(TASK TO COMPLETE):
Track down every line below that holds "this" and copy it.

(EXTRACTED MATERIAL):
----

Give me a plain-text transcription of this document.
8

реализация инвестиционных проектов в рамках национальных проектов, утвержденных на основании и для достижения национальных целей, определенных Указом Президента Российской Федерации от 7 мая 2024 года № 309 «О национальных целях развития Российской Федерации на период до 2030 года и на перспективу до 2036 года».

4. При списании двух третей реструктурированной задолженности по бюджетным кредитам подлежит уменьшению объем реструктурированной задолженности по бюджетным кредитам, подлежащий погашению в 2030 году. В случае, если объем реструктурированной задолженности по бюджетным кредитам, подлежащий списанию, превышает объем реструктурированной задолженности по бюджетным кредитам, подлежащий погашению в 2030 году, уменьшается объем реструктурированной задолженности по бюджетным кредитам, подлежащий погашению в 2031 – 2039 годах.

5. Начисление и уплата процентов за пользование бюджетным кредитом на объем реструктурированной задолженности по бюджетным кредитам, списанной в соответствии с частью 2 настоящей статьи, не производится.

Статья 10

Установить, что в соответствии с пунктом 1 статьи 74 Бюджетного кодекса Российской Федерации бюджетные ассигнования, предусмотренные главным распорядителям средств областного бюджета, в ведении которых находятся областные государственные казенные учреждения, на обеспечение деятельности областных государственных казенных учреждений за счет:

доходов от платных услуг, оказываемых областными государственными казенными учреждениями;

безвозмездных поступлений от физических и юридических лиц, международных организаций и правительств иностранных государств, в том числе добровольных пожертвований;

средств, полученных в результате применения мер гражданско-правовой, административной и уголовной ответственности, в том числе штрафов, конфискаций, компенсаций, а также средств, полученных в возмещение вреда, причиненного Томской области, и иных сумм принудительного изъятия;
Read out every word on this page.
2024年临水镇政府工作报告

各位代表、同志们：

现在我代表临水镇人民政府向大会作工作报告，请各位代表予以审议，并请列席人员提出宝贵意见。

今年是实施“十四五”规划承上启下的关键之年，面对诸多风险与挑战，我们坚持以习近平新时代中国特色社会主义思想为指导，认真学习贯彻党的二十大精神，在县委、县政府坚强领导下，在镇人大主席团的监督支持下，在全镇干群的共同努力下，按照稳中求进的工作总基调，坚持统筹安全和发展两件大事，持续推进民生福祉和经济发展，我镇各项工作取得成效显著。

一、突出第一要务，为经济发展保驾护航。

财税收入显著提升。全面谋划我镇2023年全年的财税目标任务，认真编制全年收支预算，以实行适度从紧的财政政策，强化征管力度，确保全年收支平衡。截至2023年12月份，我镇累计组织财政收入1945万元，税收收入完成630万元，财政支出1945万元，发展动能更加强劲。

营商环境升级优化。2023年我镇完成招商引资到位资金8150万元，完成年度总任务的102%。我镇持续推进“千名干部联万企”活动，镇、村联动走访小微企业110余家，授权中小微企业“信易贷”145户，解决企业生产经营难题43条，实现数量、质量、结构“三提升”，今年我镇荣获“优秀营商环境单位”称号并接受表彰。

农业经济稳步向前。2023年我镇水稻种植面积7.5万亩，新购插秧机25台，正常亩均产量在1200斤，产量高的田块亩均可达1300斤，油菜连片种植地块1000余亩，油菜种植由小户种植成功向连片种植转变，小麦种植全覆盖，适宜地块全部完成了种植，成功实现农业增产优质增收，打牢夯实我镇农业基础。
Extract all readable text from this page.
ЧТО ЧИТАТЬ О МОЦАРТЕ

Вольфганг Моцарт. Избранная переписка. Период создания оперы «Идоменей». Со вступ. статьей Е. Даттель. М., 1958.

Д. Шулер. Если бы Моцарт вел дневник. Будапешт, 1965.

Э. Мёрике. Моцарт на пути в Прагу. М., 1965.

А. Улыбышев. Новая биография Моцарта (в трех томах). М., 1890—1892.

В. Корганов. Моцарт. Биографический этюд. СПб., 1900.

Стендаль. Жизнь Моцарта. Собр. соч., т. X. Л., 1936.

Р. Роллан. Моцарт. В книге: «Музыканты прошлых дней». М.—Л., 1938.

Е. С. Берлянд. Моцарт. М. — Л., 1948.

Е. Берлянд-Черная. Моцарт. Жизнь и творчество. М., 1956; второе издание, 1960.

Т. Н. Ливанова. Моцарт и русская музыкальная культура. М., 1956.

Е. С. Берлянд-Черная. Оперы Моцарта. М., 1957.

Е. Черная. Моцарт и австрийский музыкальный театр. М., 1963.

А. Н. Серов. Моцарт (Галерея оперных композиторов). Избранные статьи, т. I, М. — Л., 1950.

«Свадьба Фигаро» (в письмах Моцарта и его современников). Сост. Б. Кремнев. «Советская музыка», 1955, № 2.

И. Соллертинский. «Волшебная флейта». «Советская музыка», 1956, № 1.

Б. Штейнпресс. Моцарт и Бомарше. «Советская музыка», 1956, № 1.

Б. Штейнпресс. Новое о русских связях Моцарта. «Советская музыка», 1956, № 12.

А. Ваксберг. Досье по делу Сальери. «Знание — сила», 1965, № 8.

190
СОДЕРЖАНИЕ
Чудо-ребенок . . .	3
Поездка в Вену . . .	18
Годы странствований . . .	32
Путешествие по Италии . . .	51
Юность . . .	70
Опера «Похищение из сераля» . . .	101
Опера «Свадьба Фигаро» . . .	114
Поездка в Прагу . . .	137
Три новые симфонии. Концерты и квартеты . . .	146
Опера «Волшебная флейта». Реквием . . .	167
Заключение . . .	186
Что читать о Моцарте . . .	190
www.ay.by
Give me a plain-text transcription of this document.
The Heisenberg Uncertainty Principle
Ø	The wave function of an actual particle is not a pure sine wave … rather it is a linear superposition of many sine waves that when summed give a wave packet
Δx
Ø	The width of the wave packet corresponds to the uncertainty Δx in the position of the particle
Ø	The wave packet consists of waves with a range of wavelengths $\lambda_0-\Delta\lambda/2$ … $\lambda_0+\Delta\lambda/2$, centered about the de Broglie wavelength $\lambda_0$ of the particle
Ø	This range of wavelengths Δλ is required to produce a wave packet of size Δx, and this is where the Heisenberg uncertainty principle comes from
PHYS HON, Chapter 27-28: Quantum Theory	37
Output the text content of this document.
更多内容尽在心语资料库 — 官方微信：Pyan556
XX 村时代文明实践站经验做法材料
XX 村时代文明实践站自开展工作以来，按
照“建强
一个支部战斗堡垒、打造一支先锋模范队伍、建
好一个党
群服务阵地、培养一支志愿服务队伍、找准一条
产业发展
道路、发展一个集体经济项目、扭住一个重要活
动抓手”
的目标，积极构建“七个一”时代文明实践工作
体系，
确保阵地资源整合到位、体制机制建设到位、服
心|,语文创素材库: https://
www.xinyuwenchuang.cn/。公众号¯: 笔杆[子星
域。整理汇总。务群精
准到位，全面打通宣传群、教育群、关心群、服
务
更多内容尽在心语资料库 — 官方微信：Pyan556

----

(CORRECT ANSWER):
Give me a plain-text transcription of this document.
Read out every word on this page.
Extract all readable text from this page.
Give me a plain-text transcription of this document.
Ø	This range of wavelengths Δλ is required to produce a wave packet of size Δx, and this is where the Heisenberg uncertainty principle comes from
Output the text content of this document.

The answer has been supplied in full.